§ Stated problem: The entries need to be copied exactly.
[BEGIN Recorded data]
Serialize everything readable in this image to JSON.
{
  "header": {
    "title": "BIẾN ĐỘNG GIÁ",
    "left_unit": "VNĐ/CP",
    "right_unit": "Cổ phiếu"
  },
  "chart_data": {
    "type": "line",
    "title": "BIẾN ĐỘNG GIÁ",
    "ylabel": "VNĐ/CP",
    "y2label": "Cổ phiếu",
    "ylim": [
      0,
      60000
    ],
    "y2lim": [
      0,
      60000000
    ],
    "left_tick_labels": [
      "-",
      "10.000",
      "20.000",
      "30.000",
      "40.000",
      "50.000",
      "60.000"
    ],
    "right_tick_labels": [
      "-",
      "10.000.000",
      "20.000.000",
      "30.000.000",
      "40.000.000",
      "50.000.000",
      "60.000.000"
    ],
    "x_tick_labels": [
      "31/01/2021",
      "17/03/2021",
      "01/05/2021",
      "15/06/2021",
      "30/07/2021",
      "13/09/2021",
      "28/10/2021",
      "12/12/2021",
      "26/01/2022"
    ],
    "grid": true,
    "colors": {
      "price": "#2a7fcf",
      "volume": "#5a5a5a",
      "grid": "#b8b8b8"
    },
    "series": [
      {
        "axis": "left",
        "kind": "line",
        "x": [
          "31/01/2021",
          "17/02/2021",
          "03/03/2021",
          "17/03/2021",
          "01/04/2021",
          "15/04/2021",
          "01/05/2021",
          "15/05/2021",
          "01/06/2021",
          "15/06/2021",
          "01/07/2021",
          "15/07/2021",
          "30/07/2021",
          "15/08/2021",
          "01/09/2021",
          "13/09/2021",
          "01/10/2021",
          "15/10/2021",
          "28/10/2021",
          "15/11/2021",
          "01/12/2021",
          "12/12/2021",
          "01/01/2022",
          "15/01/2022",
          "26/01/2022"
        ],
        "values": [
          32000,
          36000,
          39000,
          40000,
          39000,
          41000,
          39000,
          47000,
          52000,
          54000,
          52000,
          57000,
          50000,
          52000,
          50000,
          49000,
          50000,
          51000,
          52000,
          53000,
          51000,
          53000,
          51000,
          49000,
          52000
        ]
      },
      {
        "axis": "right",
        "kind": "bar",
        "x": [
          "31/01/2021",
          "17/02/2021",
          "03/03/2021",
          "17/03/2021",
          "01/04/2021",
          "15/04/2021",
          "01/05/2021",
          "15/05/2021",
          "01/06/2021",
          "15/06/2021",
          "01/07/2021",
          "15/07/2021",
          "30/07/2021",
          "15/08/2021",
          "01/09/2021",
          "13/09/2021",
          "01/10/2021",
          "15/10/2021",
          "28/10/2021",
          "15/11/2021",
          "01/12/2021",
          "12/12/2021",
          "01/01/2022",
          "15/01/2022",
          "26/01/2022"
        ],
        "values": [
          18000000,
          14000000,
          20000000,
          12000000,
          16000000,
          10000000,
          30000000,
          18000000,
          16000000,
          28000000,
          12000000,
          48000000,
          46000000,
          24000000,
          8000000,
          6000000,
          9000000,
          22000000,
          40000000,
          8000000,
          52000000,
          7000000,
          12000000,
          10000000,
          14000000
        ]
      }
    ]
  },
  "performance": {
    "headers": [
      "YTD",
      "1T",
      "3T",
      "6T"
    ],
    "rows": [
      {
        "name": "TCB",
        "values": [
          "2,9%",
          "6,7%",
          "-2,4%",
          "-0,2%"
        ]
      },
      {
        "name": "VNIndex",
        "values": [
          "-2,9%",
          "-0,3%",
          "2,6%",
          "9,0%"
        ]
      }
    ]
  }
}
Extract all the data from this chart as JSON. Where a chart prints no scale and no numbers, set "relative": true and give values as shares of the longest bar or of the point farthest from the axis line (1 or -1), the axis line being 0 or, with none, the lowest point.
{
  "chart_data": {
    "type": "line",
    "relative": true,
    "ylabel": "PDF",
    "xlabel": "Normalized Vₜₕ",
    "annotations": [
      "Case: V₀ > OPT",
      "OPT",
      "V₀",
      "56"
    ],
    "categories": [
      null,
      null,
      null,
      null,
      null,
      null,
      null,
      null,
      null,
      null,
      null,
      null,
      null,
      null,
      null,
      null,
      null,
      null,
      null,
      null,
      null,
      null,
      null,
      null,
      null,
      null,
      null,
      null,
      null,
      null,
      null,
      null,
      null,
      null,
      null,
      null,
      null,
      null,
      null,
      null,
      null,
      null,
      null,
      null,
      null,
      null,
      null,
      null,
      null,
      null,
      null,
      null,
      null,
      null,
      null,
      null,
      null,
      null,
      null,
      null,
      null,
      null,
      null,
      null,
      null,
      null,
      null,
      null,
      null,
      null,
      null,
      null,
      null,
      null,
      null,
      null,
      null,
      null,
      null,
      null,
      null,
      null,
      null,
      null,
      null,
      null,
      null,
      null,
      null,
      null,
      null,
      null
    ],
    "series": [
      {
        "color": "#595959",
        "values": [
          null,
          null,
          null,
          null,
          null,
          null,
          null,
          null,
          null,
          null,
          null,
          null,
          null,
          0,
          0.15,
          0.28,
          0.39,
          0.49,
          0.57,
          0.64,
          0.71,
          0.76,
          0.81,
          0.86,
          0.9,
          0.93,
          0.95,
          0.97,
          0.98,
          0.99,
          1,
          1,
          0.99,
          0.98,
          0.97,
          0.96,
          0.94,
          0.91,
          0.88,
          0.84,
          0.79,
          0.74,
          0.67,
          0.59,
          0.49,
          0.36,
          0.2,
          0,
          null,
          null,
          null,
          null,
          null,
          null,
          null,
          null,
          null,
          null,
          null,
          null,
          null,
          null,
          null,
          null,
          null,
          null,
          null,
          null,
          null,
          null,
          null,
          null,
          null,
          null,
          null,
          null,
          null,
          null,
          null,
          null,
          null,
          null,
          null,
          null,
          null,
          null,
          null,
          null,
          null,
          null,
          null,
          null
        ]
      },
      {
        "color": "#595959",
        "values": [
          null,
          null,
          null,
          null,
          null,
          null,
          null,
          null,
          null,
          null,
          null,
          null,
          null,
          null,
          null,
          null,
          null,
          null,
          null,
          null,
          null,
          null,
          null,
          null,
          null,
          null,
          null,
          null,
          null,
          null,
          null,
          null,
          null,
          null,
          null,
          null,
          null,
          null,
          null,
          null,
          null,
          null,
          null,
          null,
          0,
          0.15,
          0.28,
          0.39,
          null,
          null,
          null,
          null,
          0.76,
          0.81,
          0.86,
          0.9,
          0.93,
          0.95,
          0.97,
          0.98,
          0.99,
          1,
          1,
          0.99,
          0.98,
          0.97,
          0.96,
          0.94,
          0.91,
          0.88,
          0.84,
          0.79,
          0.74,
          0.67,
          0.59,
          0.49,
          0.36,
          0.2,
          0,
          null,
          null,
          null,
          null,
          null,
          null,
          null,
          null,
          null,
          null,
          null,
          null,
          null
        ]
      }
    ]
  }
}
[END Recorded data]
§ Result below:
Serialize everything readable in this image to JSON.
{
  "header": {
    "title": "BIẾN ĐỘNG GIÁ",
    "left_unit": "VNĐ/CP",
    "right_unit": "Cổ phiếu"
  },
  "chart_data": {
    "type": "line",
    "title": "BIẾN ĐỘNG GIÁ",
    "ylabel": "VNĐ/CP",
    "y2label": "Cổ phiếu",
    "ylim": [
      0,
      60000
    ],
    "y2lim": [
      0,
      60000000
    ],
    "left_tick_labels": [
      "-",
      "10.000",
      "20.000",
      "30.000",
      "40.000",
      "50.000",
      "60.000"
    ],
    "right_tick_labels": [
      "-",
      "10.000.000",
      "20.000.000",
      "30.000.000",
      "40.000.000",
      "50.000.000",
      "60.000.000"
    ],
    "x_tick_labels": [
      "31/01/2021",
      "17/03/2021",
      "01/05/2021",
      "15/06/2021",
      "30/07/2021",
      "13/09/2021",
      "28/10/2021",
      "12/12/2021",
      "26/01/2022"
    ],
    "grid": true,
    "colors": {
      "price": "#2a7fcf",
      "volume": "#5a5a5a",
      "grid": "#b8b8b8"
    },
    "series": [
      {
        "axis": "left",
        "kind": "line",
        "x": [
          "31/01/2021",
          "17/02/2021",
          "03/03/2021",
          "17/03/2021",
          "01/04/2021",
          "15/04/2021",
          "01/05/2021",
          "15/05/2021",
          "01/06/2021",
          "15/06/2021",
          "01/07/2021",
          "15/07/2021",
          "30/07/2021",
          "15/08/2021",
          "01/09/2021",
          "13/09/2021",
          "01/10/2021",
          "15/10/2021",
          "28/10/2021",
          "15/11/2021",
          "01/12/2021",
          "12/12/2021",
          "01/01/2022",
          "15/01/2022",
          "26/01/2022"
        ],
        "values": [
          32000,
          36000,
          39000,
          40000,
          39000,
          41000,
          39000,
          47000,
          52000,
          54000,
          52000,
          57000,
          50000,
          52000,
          50000,
          49000,
          50000,
          51000,
          52000,
          53000,
          51000,
          53000,
          51000,
          49000,
          52000
        ]
      },
      {
        "axis": "right",
        "kind": "bar",
        "x": [
          "31/01/2021",
          "17/02/2021",
          "03/03/2021",
          "17/03/2021",
          "01/04/2021",
          "15/04/2021",
          "01/05/2021",
          "15/05/2021",
          "01/06/2021",
          "15/06/2021",
          "01/07/2021",
          "15/07/2021",
          "30/07/2021",
          "15/08/2021",
          "01/09/2021",
          "13/09/2021",
          "01/10/2021",
          "15/10/2021",
          "28/10/2021",
          "15/11/2021",
          "01/12/2021",
          "12/12/2021",
          "01/01/2022",
          "15/01/2022",
          "26/01/2022"
        ],
        "values": [
          18000000,
          14000000,
          20000000,
          12000000,
          16000000,
          10000000,
          30000000,
          18000000,
          16000000,
          28000000,
          12000000,
          48000000,
          46000000,
          24000000,
          8000000,
          6000000,
          9000000,
          22000000,
          40000000,
          8000000,
          52000000,
          7000000,
          12000000,
          10000000,
          14000000
        ]
      }
    ]
  },
  "performance": {
    "headers": [
      "YTD",
      "1T",
      "3T",
      "6T"
    ],
    "rows": [
      {
        "name": "TCB",
        "values": [
          "2,9%",
          "6,7%",
          "-2,4%",
          "-0,2%"
        ]
      },
      {
        "name": "VNIndex",
        "values": [
          "-2,9%",
          "-0,3%",
          "2,6%",
          "9,0%"
        ]
      }
    ]
  }
}
Extract all the data from this chart as JSON. Where a chart prints no scale and no numbers, set "relative": true and give values as shares of the longest bar or of the point farthest from the axis line (1 or -1), the axis line being 0 or, with none, the lowest point.
{
  "chart_data": {
    "type": "line",
    "relative": true,
    "ylabel": "PDF",
    "xlabel": "Normalized Vₜₕ",
    "annotations": [
      "Case: V₀ > OPT",
      "OPT",
      "V₀",
      "56"
    ],
    "categories": [
      null,
      null,
      null,
      null,
      null,
      null,
      null,
      null,
      null,
      null,
      null,
      null,
      null,
      null,
      null,
      null,
      null,
      null,
      null,
      null,
      null,
      null,
      null,
      null,
      null,
      null,
      null,
      null,
      null,
      null,
      null,
      null,
      null,
      null,
      null,
      null,
      null,
      null,
      null,
      null,
      null,
      null,
      null,
      null,
      null,
      null,
      null,
      null,
      null,
      null,
      null,
      null,
      null,
      null,
      null,
      null,
      null,
      null,
      null,
      null,
      null,
      null,
      null,
      null,
      null,
      null,
      null,
      null,
      null,
      null,
      null,
      null,
      null,
      null,
      null,
      null,
      null,
      null,
      null,
      null,
      null,
      null,
      null,
      null,
      null,
      null,
      null,
      null,
      null,
      null,
      null,
      null
    ],
    "series": [
      {
        "color": "#595959",
        "values": [
          null,
          null,
          null,
          null,
          null,
          null,
          null,
          null,
          null,
          null,
          null,
          null,
          null,
          0,
          0.15,
          0.28,
          0.39,
          0.49,
          0.57,
          0.64,
          0.71,
          0.76,
          0.81,
          0.86,
          0.9,
          0.93,
          0.95,
          0.97,
          0.98,
          0.99,
          1,
          1,
          0.99,
          0.98,
          0.97,
          0.96,
          0.94,
          0.91,
          0.88,
          0.84,
          0.79,
          0.74,
          0.67,
          0.59,
          0.49,
          0.36,
          0.2,
          0,
          null,
          null,
          null,
          null,
          null,
          null,
          null,
          null,
          null,
          null,
          null,
          null,
          null,
          null,
          null,
          null,
          null,
          null,
          null,
          null,
          null,
          null,
          null,
          null,
          null,
          null,
          null,
          null,
          null,
          null,
          null,
          null,
          null,
          null,
          null,
          null,
          null,
          null,
          null,
          null,
          null,
          null,
          null,
          null
        ]
      },
      {
        "color": "#595959",
        "values": [
          null,
          null,
          null,
          null,
          null,
          null,
          null,
          null,
          null,
          null,
          null,
          null,
          null,
          null,
          null,
          null,
          null,
          null,
          null,
          null,
          null,
          null,
          null,
          null,
          null,
          null,
          null,
          null,
          null,
          null,
          null,
          null,
          null,
          null,
          null,
          null,
          null,
          null,
          null,
          null,
          null,
          null,
          null,
          null,
          0,
          0.15,
          0.28,
          0.39,
          null,
          null,
          null,
          null,
          0.76,
          0.81,
          0.86,
          0.9,
          0.93,
          0.95,
          0.97,
          0.98,
          0.99,
          1,
          1,
          0.99,
          0.98,
          0.97,
          0.96,
          0.94,
          0.91,
          0.88,
          0.84,
          0.79,
          0.74,
          0.67,
          0.59,
          0.49,
          0.36,
          0.2,
          0,
          null,
          null,
          null,
          null,
          null,
          null,
          null,
          null,
          null,
          null,
          null,
          null,
          null
        ]
      }
    ]
  }
}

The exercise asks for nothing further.